Each line of the material below that holds the word "JSON" needs to be copied.

# MATERIAL PROVIDED
****************************************

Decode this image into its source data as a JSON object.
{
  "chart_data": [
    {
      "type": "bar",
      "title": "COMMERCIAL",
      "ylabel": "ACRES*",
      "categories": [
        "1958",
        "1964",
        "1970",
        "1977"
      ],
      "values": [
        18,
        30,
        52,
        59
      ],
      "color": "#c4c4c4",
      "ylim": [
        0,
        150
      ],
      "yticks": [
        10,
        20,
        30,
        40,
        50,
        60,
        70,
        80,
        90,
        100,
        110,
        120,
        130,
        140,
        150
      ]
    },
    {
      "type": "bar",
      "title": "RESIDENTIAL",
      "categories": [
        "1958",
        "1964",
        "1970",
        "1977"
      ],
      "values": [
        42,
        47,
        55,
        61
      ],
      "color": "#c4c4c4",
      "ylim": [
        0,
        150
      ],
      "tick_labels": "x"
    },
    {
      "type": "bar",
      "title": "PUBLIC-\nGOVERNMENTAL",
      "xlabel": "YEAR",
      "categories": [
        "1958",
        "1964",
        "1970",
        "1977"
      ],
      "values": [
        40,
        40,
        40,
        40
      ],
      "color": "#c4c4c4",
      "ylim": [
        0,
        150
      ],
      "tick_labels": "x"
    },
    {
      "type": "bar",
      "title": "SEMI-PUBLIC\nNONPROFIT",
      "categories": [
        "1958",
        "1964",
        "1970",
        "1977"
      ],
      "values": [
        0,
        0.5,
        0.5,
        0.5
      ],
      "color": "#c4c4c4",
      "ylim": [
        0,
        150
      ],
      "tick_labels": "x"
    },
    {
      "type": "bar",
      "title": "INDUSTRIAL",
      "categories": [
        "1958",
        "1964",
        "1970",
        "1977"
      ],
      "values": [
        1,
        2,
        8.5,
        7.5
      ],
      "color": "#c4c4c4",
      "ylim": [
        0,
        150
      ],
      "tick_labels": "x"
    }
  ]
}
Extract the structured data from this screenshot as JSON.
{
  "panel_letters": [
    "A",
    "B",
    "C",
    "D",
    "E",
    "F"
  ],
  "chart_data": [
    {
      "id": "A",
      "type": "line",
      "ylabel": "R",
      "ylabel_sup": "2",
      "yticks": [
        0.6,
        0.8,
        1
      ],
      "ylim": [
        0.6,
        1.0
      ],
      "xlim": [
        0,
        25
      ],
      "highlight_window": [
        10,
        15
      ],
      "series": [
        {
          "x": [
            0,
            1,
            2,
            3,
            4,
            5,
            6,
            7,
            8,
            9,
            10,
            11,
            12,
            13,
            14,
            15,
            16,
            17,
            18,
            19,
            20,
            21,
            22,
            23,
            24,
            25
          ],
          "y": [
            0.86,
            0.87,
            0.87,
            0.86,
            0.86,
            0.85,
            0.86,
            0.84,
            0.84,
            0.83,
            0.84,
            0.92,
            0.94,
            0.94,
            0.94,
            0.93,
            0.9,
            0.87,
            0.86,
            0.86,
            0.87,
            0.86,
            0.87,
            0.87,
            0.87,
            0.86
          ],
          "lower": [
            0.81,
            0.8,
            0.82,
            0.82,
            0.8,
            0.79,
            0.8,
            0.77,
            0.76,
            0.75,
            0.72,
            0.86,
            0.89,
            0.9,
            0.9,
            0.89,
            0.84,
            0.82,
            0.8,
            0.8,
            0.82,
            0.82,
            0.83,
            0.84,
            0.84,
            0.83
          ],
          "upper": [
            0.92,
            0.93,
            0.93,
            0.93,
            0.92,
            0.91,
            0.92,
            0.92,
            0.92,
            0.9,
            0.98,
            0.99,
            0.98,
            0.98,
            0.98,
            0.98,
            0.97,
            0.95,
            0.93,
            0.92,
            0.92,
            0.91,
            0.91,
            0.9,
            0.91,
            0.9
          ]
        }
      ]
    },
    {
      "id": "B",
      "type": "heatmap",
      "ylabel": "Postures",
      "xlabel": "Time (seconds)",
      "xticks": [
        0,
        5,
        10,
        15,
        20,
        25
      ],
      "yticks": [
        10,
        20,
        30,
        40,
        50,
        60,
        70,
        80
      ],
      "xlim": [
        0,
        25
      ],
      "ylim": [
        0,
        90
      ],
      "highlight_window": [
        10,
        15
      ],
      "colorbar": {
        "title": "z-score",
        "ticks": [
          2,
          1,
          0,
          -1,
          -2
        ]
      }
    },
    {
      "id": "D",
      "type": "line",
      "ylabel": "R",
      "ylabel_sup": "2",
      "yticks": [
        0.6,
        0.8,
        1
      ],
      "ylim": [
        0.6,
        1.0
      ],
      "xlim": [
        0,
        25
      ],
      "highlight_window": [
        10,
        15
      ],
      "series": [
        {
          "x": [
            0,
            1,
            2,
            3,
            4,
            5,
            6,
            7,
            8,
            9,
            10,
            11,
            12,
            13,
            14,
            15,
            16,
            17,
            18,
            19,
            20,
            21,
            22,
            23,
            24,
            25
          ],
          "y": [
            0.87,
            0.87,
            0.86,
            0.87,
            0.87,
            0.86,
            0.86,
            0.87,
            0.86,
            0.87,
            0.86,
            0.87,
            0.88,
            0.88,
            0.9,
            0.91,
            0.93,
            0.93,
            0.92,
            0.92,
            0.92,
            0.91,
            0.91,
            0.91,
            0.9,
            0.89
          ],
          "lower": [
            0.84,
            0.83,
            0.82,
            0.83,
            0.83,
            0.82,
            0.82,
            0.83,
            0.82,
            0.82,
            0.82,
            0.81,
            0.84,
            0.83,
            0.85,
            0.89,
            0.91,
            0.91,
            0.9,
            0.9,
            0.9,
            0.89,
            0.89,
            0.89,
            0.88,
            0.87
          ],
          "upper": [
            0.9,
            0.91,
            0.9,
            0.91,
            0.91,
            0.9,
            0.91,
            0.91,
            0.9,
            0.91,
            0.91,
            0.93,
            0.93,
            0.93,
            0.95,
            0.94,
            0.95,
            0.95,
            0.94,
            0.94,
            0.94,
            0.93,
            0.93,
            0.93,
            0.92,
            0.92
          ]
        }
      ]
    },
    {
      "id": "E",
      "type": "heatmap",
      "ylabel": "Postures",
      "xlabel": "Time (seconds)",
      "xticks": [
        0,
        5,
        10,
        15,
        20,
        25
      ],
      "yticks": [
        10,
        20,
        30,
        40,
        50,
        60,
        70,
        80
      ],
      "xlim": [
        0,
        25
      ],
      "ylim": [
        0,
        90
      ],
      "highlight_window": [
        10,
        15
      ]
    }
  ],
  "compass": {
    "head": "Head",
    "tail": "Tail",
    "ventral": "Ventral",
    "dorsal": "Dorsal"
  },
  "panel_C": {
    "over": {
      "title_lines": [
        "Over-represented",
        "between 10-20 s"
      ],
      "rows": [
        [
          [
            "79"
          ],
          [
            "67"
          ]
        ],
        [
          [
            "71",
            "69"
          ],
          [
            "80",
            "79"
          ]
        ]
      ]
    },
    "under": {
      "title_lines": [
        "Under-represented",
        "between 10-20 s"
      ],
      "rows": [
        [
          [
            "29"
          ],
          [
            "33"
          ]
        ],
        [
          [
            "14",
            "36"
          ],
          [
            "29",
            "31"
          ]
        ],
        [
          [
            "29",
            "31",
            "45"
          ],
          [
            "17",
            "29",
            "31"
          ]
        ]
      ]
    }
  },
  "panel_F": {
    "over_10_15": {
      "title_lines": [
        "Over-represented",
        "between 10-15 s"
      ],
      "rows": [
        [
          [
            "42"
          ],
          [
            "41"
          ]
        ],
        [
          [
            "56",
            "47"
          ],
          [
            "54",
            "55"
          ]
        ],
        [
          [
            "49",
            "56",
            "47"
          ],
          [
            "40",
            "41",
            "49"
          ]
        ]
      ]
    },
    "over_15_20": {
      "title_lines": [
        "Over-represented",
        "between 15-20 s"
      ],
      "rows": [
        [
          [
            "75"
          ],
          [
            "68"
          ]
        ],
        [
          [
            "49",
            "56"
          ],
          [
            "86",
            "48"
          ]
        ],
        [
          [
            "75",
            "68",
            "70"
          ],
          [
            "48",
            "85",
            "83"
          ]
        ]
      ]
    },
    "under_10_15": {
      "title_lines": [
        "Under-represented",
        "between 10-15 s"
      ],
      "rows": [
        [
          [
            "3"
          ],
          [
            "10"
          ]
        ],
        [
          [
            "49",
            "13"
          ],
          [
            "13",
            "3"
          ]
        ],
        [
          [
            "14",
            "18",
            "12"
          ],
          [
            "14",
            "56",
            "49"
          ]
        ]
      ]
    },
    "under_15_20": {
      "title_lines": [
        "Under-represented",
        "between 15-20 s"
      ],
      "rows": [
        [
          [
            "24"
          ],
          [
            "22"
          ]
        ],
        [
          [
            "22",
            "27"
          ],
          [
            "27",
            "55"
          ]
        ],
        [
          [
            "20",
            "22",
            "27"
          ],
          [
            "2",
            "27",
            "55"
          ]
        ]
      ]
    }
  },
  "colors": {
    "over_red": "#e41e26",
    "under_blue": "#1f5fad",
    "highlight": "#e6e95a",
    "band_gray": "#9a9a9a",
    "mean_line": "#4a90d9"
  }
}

****************************************

# SOLUTION TO THIS TASK
Decode this image into its source data as a JSON object.
Extract the structured data from this screenshot as JSON.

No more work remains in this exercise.